*Data extracted from a collection*
· · · · · · ·

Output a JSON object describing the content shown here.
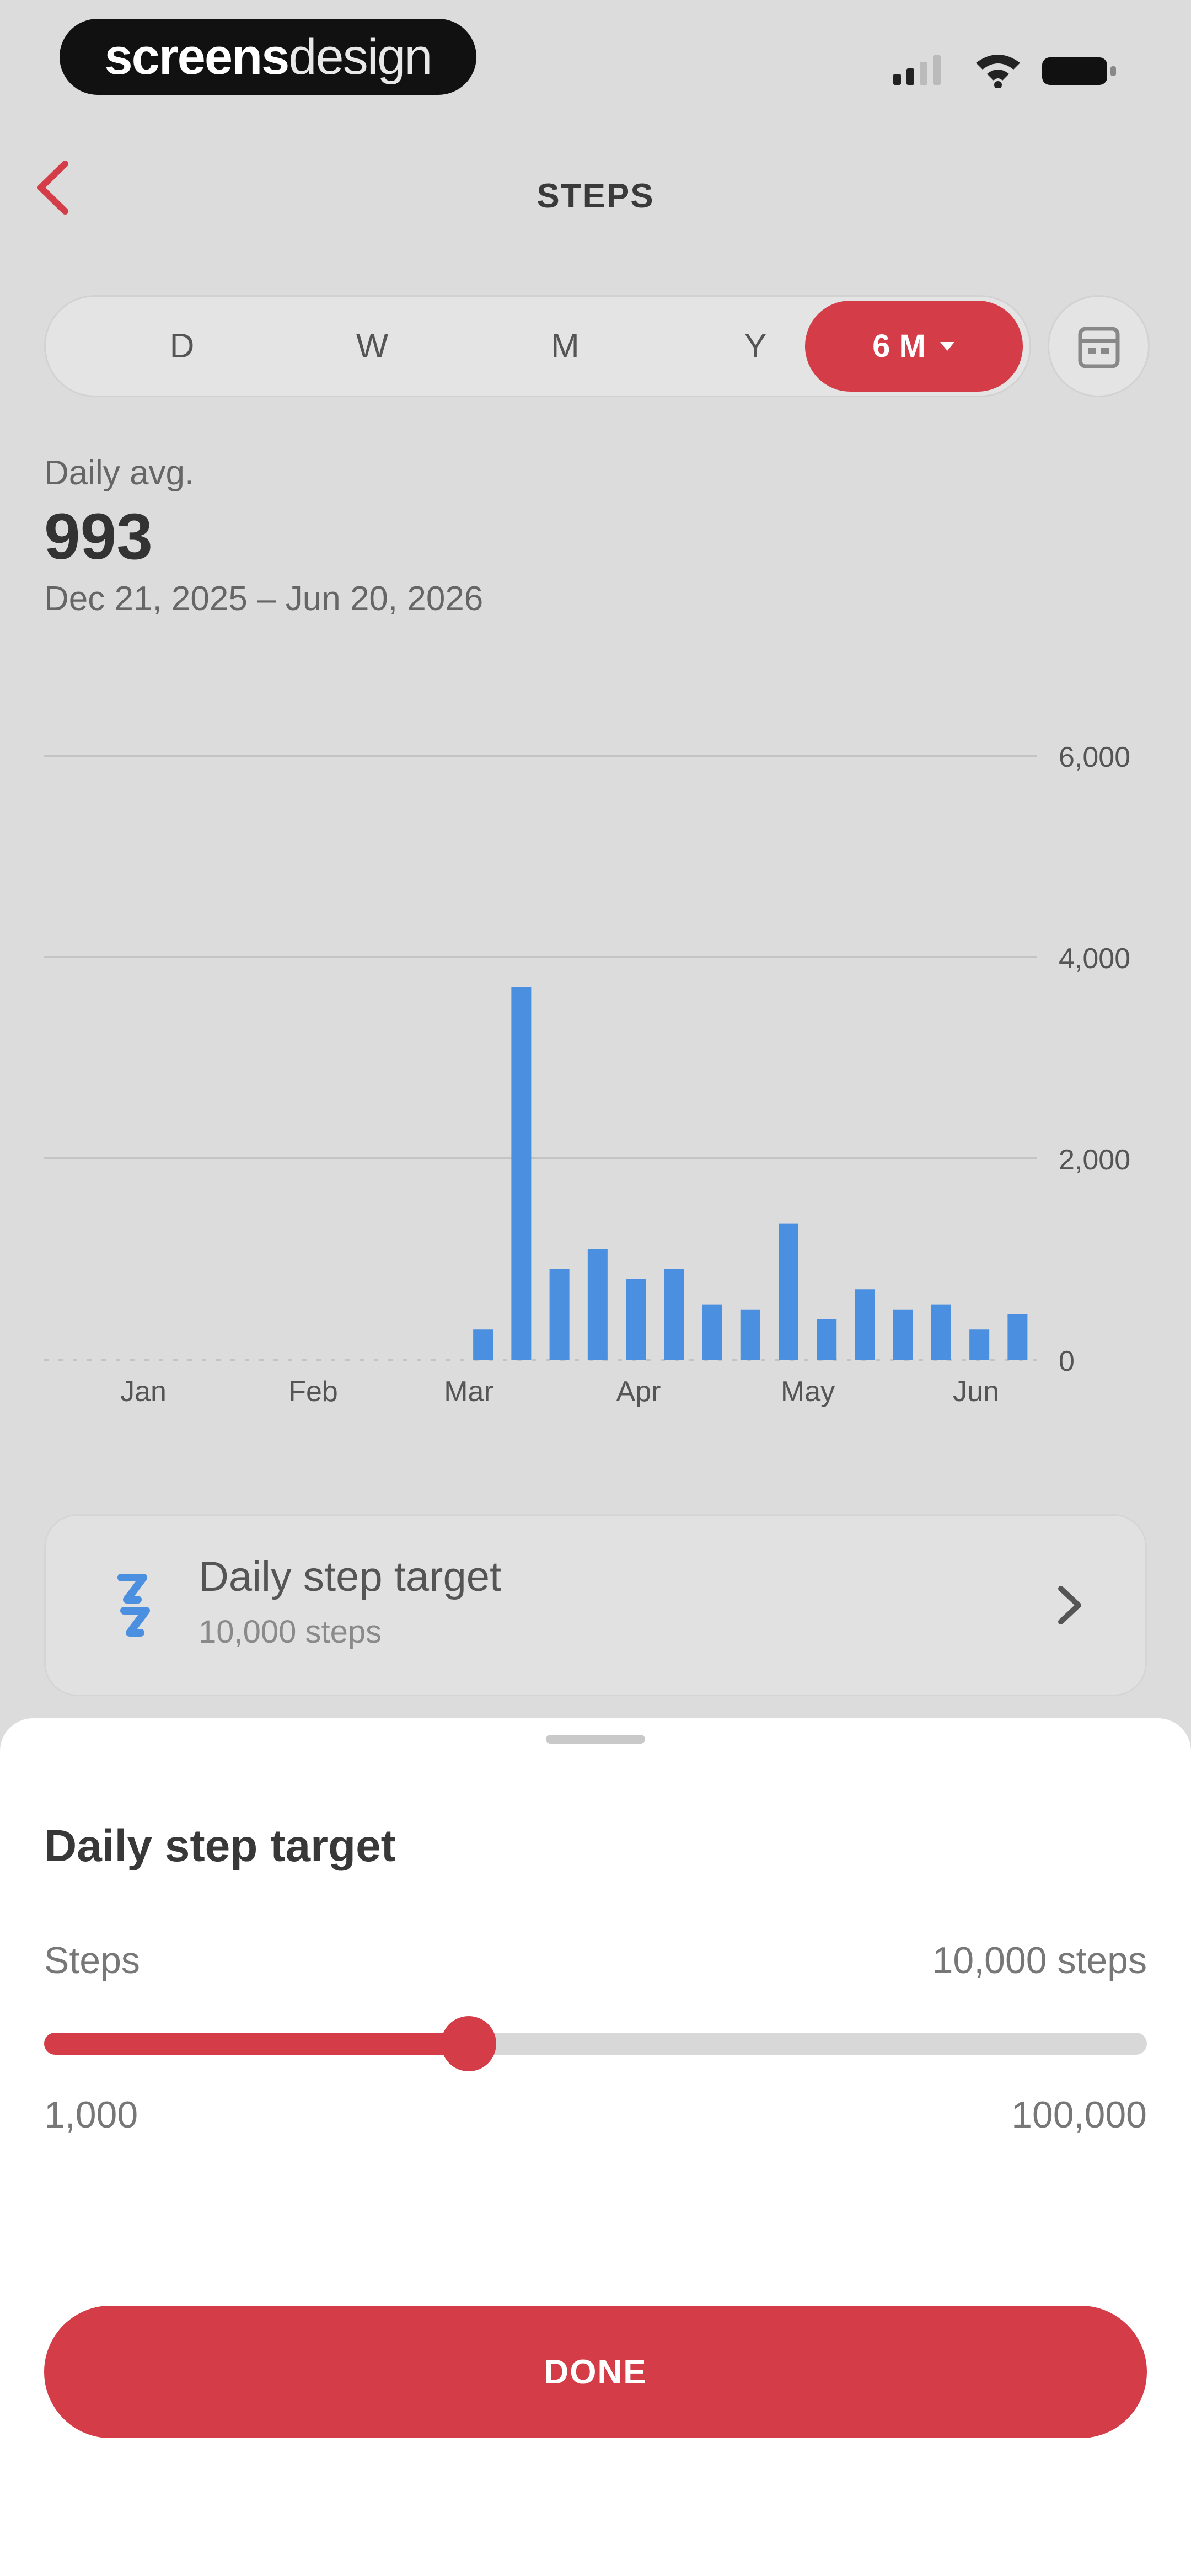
{
  "status_bar": {
    "brand_bold": "screens",
    "brand_light": "design",
    "icons": [
      "signal-icon",
      "wifi-icon",
      "battery-icon"
    ]
  },
  "header": {
    "back_icon": "chevron-left-icon",
    "title": "STEPS"
  },
  "range_tabs": {
    "items": [
      "D",
      "W",
      "M",
      "Y"
    ],
    "active": "6 M",
    "active_icon": "caret-down-icon"
  },
  "summary": {
    "label": "Daily avg.",
    "value": "993",
    "range": "Dec 21, 2025 – Jun 20, 2026"
  },
  "chart_data": {
    "type": "bar",
    "y_ticks": [
      "6,000",
      "4,000",
      "2,000",
      "0"
    ],
    "ylim": [
      0,
      6000
    ],
    "x_labels": [
      "Jan",
      "Feb",
      "Mar",
      "Apr",
      "May",
      "Jun"
    ],
    "values": [
      0,
      0,
      0,
      0,
      0,
      0,
      0,
      0,
      0,
      0,
      0,
      300,
      3700,
      900,
      1100,
      800,
      900,
      550,
      500,
      1350,
      400,
      700,
      500,
      550,
      300,
      450
    ],
    "grid": true,
    "bar_color": "#4a8fe0"
  },
  "target_card": {
    "icon": "steps-icon",
    "title": "Daily step target",
    "subtitle": "10,000 steps",
    "chevron_icon": "chevron-right-icon"
  },
  "sheet": {
    "title": "Daily step target",
    "steps_label": "Steps",
    "steps_value": "10,000 steps",
    "slider_fraction": 0.385,
    "min_label": "1,000",
    "max_label": "100,000",
    "done_label": "DONE"
  },
  "colors": {
    "accent": "#d43d47",
    "bar": "#4a8fe0"
  }
}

· · · · · · ·

*GIVEN TASK*
Your job is to transcribe the entries above exactly; skip the pictures.

*COMPLETE RESPONSE*
Output a JSON object describing the content shown here.
{
  "status_bar": {
    "brand_bold": "screens",
    "brand_light": "design",
    "icons": [
      "signal-icon",
      "wifi-icon",
      "battery-icon"
    ]
  },
  "header": {
    "back_icon": "chevron-left-icon",
    "title": "STEPS"
  },
  "range_tabs": {
    "items": [
      "D",
      "W",
      "M",
      "Y"
    ],
    "active": "6 M",
    "active_icon": "caret-down-icon"
  },
  "summary": {
    "label": "Daily avg.",
    "value": "993",
    "range": "Dec 21, 2025 – Jun 20, 2026"
  },
  "chart_data": {
    "type": "bar",
    "y_ticks": [
      "6,000",
      "4,000",
      "2,000",
      "0"
    ],
    "ylim": [
      0,
      6000
    ],
    "x_labels": [
      "Jan",
      "Feb",
      "Mar",
      "Apr",
      "May",
      "Jun"
    ],
    "values": [
      0,
      0,
      0,
      0,
      0,
      0,
      0,
      0,
      0,
      0,
      0,
      300,
      3700,
      900,
      1100,
      800,
      900,
      550,
      500,
      1350,
      400,
      700,
      500,
      550,
      300,
      450
    ],
    "grid": true,
    "bar_color": "#4a8fe0"
  },
  "target_card": {
    "icon": "steps-icon",
    "title": "Daily step target",
    "subtitle": "10,000 steps",
    "chevron_icon": "chevron-right-icon"
  },
  "sheet": {
    "title": "Daily step target",
    "steps_label": "Steps",
    "steps_value": "10,000 steps",
    "slider_fraction": 0.385,
    "min_label": "1,000",
    "max_label": "100,000",
    "done_label": "DONE"
  },
  "colors": {
    "accent": "#d43d47",
    "bar": "#4a8fe0"
  }
}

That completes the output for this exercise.